* start Data supplied *
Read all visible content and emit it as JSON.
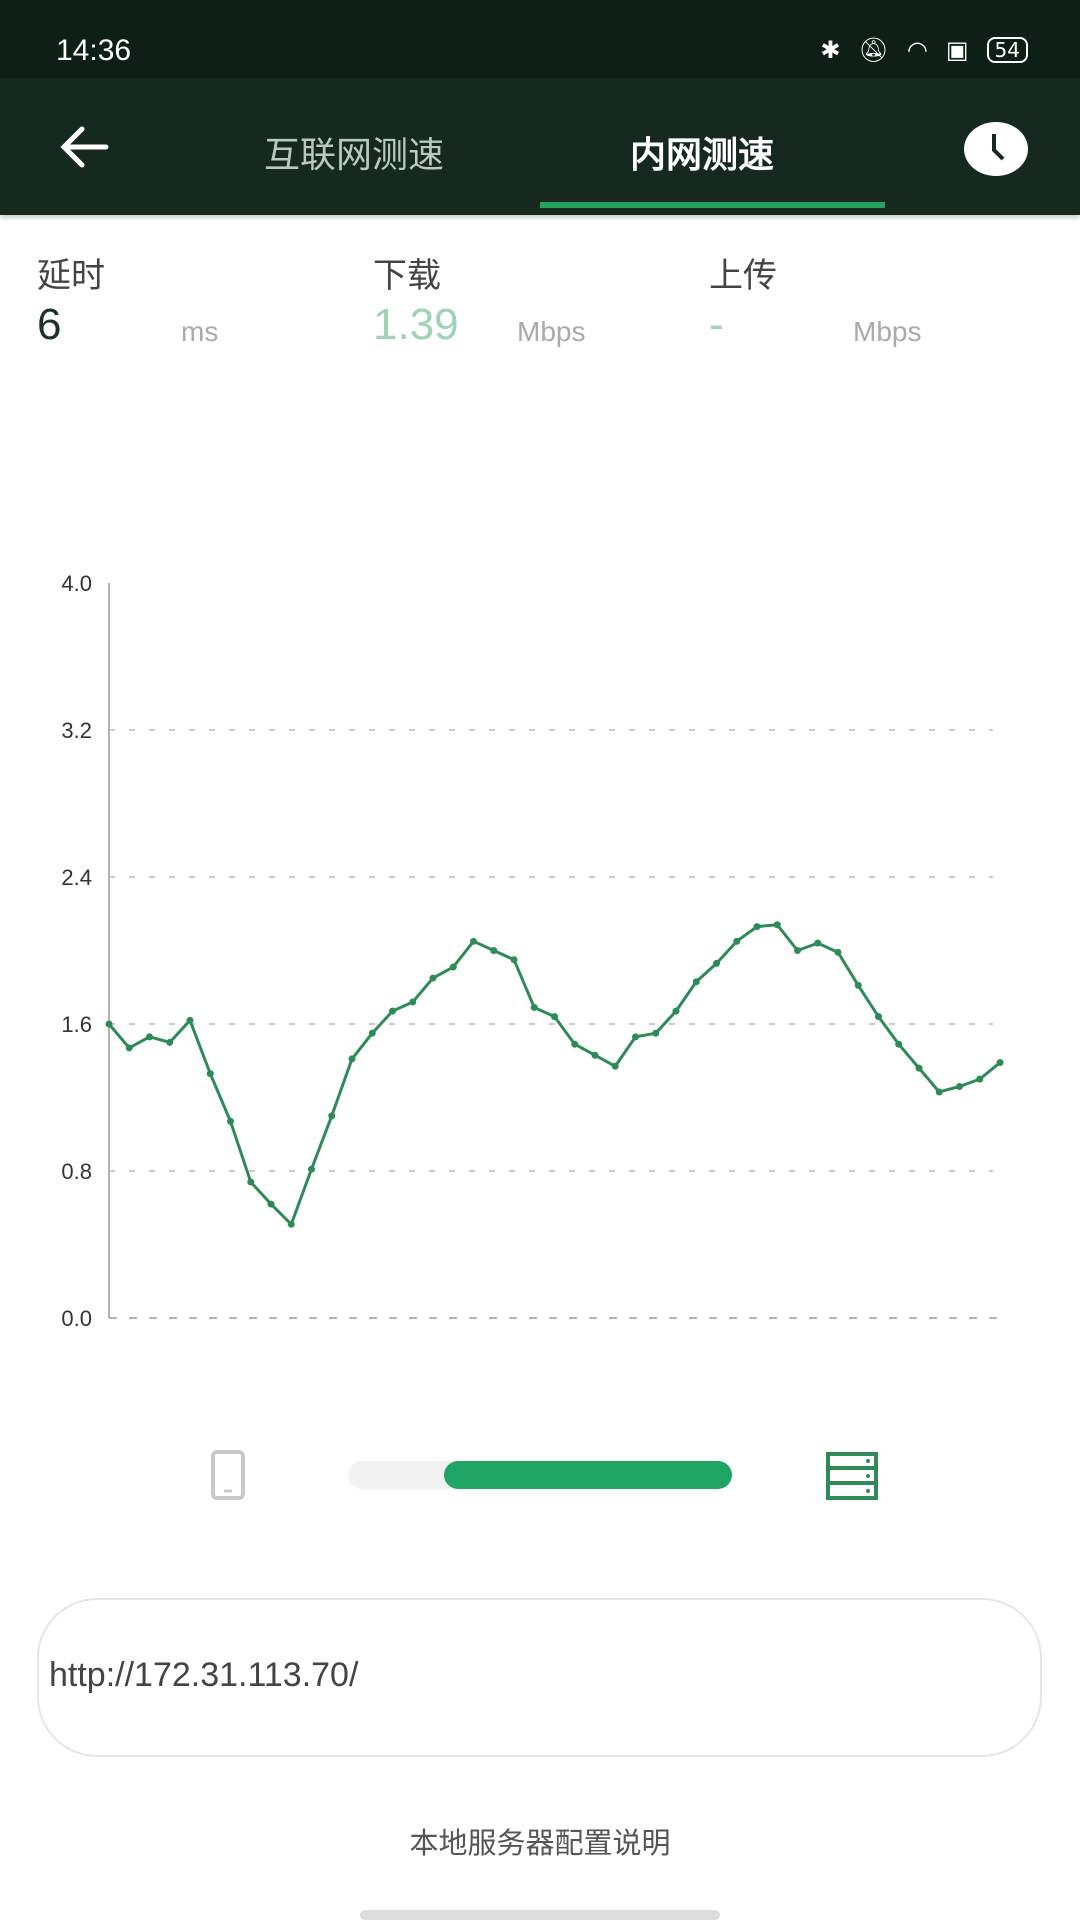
{
  "status_bar": {
    "time": "14:36",
    "battery": "54",
    "icons": [
      "bluetooth-icon",
      "bell-off-icon",
      "wifi-icon",
      "sim-icon",
      "battery-icon"
    ]
  },
  "header": {
    "tabs": [
      {
        "label": "互联网测速",
        "active": false
      },
      {
        "label": "内网测速",
        "active": true
      }
    ],
    "accent": "#23a35f"
  },
  "stats": {
    "latency": {
      "label": "延时",
      "value": "6",
      "unit": "ms"
    },
    "download": {
      "label": "下载",
      "value": "1.39",
      "unit": "Mbps"
    },
    "upload": {
      "label": "上传",
      "value": "-",
      "unit": "Mbps"
    }
  },
  "chart_data": {
    "type": "line",
    "ylim": [
      0,
      4.0
    ],
    "yticks": [
      "0.0",
      "0.8",
      "1.6",
      "2.4",
      "3.2",
      "4.0"
    ],
    "grid": true,
    "color": "#2e8b57",
    "values": [
      1.6,
      1.47,
      1.53,
      1.5,
      1.62,
      1.33,
      1.07,
      0.74,
      0.62,
      0.51,
      0.81,
      1.1,
      1.41,
      1.55,
      1.67,
      1.72,
      1.85,
      1.91,
      2.05,
      2.0,
      1.95,
      1.69,
      1.64,
      1.49,
      1.43,
      1.37,
      1.53,
      1.55,
      1.67,
      1.83,
      1.93,
      2.05,
      2.13,
      2.14,
      2.0,
      2.04,
      1.99,
      1.81,
      1.64,
      1.49,
      1.36,
      1.23,
      1.26,
      1.3,
      1.39
    ]
  },
  "progress": {
    "value_percent": 75,
    "color": "#1fa463"
  },
  "server": {
    "url": "http://172.31.113.70/"
  },
  "help_link": "本地服务器配置说明"
}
* end Data supplied *
● **Given problem**: Go through the listing above and quote it exactly, apart from its images.

● **Correct answer**:
Read all visible content and emit it as JSON.
{
  "status_bar": {
    "time": "14:36",
    "battery": "54",
    "icons": [
      "bluetooth-icon",
      "bell-off-icon",
      "wifi-icon",
      "sim-icon",
      "battery-icon"
    ]
  },
  "header": {
    "tabs": [
      {
        "label": "互联网测速",
        "active": false
      },
      {
        "label": "内网测速",
        "active": true
      }
    ],
    "accent": "#23a35f"
  },
  "stats": {
    "latency": {
      "label": "延时",
      "value": "6",
      "unit": "ms"
    },
    "download": {
      "label": "下载",
      "value": "1.39",
      "unit": "Mbps"
    },
    "upload": {
      "label": "上传",
      "value": "-",
      "unit": "Mbps"
    }
  },
  "chart_data": {
    "type": "line",
    "ylim": [
      0,
      4.0
    ],
    "yticks": [
      "0.0",
      "0.8",
      "1.6",
      "2.4",
      "3.2",
      "4.0"
    ],
    "grid": true,
    "color": "#2e8b57",
    "values": [
      1.6,
      1.47,
      1.53,
      1.5,
      1.62,
      1.33,
      1.07,
      0.74,
      0.62,
      0.51,
      0.81,
      1.1,
      1.41,
      1.55,
      1.67,
      1.72,
      1.85,
      1.91,
      2.05,
      2.0,
      1.95,
      1.69,
      1.64,
      1.49,
      1.43,
      1.37,
      1.53,
      1.55,
      1.67,
      1.83,
      1.93,
      2.05,
      2.13,
      2.14,
      2.0,
      2.04,
      1.99,
      1.81,
      1.64,
      1.49,
      1.36,
      1.23,
      1.26,
      1.3,
      1.39
    ]
  },
  "progress": {
    "value_percent": 75,
    "color": "#1fa463"
  },
  "server": {
    "url": "http://172.31.113.70/"
  },
  "help_link": "本地服务器配置说明"
}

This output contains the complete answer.